Written exercise: Repeat every entry in the listing below, exactly.

Stored data:

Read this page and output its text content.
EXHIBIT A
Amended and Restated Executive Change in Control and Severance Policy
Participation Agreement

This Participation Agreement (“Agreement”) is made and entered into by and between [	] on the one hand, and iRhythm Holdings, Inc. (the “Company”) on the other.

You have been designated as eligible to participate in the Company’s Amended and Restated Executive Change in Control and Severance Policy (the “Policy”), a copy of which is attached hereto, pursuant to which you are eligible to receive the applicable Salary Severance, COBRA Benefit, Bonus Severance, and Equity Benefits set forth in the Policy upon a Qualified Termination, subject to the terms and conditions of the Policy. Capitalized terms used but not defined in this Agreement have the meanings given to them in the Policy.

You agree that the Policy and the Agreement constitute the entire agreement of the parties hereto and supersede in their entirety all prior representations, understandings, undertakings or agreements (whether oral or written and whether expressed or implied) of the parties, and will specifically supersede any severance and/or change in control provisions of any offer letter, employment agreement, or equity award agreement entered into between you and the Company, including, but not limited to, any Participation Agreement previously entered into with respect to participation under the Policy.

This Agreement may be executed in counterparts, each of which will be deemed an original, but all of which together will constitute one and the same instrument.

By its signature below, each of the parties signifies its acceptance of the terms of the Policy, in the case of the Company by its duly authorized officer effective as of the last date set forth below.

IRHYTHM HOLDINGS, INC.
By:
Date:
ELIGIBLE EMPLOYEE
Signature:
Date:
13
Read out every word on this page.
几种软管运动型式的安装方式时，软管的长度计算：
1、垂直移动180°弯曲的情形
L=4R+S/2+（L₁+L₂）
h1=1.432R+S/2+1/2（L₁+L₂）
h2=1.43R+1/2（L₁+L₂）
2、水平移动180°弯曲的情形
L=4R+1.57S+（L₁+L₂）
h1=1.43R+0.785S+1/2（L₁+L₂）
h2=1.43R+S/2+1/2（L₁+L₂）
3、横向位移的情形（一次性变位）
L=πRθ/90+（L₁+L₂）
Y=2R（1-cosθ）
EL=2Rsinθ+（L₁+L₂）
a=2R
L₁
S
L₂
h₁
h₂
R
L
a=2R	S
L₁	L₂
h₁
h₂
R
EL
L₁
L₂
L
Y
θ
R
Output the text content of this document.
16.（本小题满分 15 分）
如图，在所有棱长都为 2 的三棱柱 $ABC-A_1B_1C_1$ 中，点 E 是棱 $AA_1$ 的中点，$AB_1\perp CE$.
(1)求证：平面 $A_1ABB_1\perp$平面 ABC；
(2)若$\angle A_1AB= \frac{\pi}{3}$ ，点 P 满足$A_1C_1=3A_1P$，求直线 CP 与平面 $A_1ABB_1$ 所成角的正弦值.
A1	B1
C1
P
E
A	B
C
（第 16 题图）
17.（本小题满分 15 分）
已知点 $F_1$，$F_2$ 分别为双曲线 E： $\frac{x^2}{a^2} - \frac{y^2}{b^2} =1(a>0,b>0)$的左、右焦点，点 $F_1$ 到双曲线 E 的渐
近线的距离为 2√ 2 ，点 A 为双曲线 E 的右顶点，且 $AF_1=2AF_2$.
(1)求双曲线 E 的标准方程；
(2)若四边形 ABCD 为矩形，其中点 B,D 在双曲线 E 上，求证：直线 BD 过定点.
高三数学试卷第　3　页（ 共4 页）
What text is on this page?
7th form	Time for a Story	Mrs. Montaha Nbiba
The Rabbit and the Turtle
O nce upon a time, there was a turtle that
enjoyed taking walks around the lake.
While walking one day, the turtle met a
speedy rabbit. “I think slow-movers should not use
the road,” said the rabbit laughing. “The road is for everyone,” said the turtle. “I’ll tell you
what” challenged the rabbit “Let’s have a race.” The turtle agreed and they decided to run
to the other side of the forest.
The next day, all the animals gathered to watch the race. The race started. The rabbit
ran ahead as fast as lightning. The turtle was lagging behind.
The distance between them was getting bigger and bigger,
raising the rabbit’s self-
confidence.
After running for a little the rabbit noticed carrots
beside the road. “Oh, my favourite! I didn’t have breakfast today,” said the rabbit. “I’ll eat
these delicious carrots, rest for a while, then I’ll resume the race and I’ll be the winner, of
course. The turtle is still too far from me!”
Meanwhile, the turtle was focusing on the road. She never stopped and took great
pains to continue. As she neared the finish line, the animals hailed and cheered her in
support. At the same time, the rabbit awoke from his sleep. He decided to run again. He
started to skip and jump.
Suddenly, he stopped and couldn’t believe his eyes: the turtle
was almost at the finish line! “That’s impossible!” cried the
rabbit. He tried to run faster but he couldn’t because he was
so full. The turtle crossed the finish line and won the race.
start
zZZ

Final result:
Read this page and output its text content.
EXHIBIT A
Amended and Restated Executive Change in Control and Severance Policy
Participation Agreement

This Participation Agreement (“Agreement”) is made and entered into by and between [	] on the one hand, and iRhythm Holdings, Inc. (the “Company”) on the other.

You have been designated as eligible to participate in the Company’s Amended and Restated Executive Change in Control and Severance Policy (the “Policy”), a copy of which is attached hereto, pursuant to which you are eligible to receive the applicable Salary Severance, COBRA Benefit, Bonus Severance, and Equity Benefits set forth in the Policy upon a Qualified Termination, subject to the terms and conditions of the Policy. Capitalized terms used but not defined in this Agreement have the meanings given to them in the Policy.

You agree that the Policy and the Agreement constitute the entire agreement of the parties hereto and supersede in their entirety all prior representations, understandings, undertakings or agreements (whether oral or written and whether expressed or implied) of the parties, and will specifically supersede any severance and/or change in control provisions of any offer letter, employment agreement, or equity award agreement entered into between you and the Company, including, but not limited to, any Participation Agreement previously entered into with respect to participation under the Policy.

This Agreement may be executed in counterparts, each of which will be deemed an original, but all of which together will constitute one and the same instrument.

By its signature below, each of the parties signifies its acceptance of the terms of the Policy, in the case of the Company by its duly authorized officer effective as of the last date set forth below.

IRHYTHM HOLDINGS, INC.
By:
Date:
ELIGIBLE EMPLOYEE
Signature:
Date:
13
Read out every word on this page.
几种软管运动型式的安装方式时，软管的长度计算：
1、垂直移动180°弯曲的情形
L=4R+S/2+（L₁+L₂）
h1=1.432R+S/2+1/2（L₁+L₂）
h2=1.43R+1/2（L₁+L₂）
2、水平移动180°弯曲的情形
L=4R+1.57S+（L₁+L₂）
h1=1.43R+0.785S+1/2（L₁+L₂）
h2=1.43R+S/2+1/2（L₁+L₂）
3、横向位移的情形（一次性变位）
L=πRθ/90+（L₁+L₂）
Y=2R（1-cosθ）
EL=2Rsinθ+（L₁+L₂）
a=2R
L₁
S
L₂
h₁
h₂
R
L
a=2R	S
L₁	L₂
h₁
h₂
R
EL
L₁
L₂
L
Y
θ
R
Output the text content of this document.
16.（本小题满分 15 分）
如图，在所有棱长都为 2 的三棱柱 $ABC-A_1B_1C_1$ 中，点 E 是棱 $AA_1$ 的中点，$AB_1\perp CE$.
(1)求证：平面 $A_1ABB_1\perp$平面 ABC；
(2)若$\angle A_1AB= \frac{\pi}{3}$ ，点 P 满足$A_1C_1=3A_1P$，求直线 CP 与平面 $A_1ABB_1$ 所成角的正弦值.
A1	B1
C1
P
E
A	B
C
（第 16 题图）
17.（本小题满分 15 分）
已知点 $F_1$，$F_2$ 分别为双曲线 E： $\frac{x^2}{a^2} - \frac{y^2}{b^2} =1(a>0,b>0)$的左、右焦点，点 $F_1$ 到双曲线 E 的渐
近线的距离为 2√ 2 ，点 A 为双曲线 E 的右顶点，且 $AF_1=2AF_2$.
(1)求双曲线 E 的标准方程；
(2)若四边形 ABCD 为矩形，其中点 B,D 在双曲线 E 上，求证：直线 BD 过定点.
高三数学试卷第　3　页（ 共4 页）
What text is on this page?
7th form	Time for a Story	Mrs. Montaha Nbiba
The Rabbit and the Turtle
O nce upon a time, there was a turtle that
enjoyed taking walks around the lake.
While walking one day, the turtle met a
speedy rabbit. “I think slow-movers should not use
the road,” said the rabbit laughing. “The road is for everyone,” said the turtle. “I’ll tell you
what” challenged the rabbit “Let’s have a race.” The turtle agreed and they decided to run
to the other side of the forest.
The next day, all the animals gathered to watch the race. The race started. The rabbit
ran ahead as fast as lightning. The turtle was lagging behind.
The distance between them was getting bigger and bigger,
raising the rabbit’s self-
confidence.
After running for a little the rabbit noticed carrots
beside the road. “Oh, my favourite! I didn’t have breakfast today,” said the rabbit. “I’ll eat
these delicious carrots, rest for a while, then I’ll resume the race and I’ll be the winner, of
course. The turtle is still too far from me!”
Meanwhile, the turtle was focusing on the road. She never stopped and took great
pains to continue. As she neared the finish line, the animals hailed and cheered her in
support. At the same time, the rabbit awoke from his sleep. He decided to run again. He
started to skip and jump.
Suddenly, he stopped and couldn’t believe his eyes: the turtle
was almost at the finish line! “That’s impossible!” cried the
rabbit. He tried to run faster but he couldn’t because he was
so full. The turtle crossed the finish line and won the race.
start
zZZ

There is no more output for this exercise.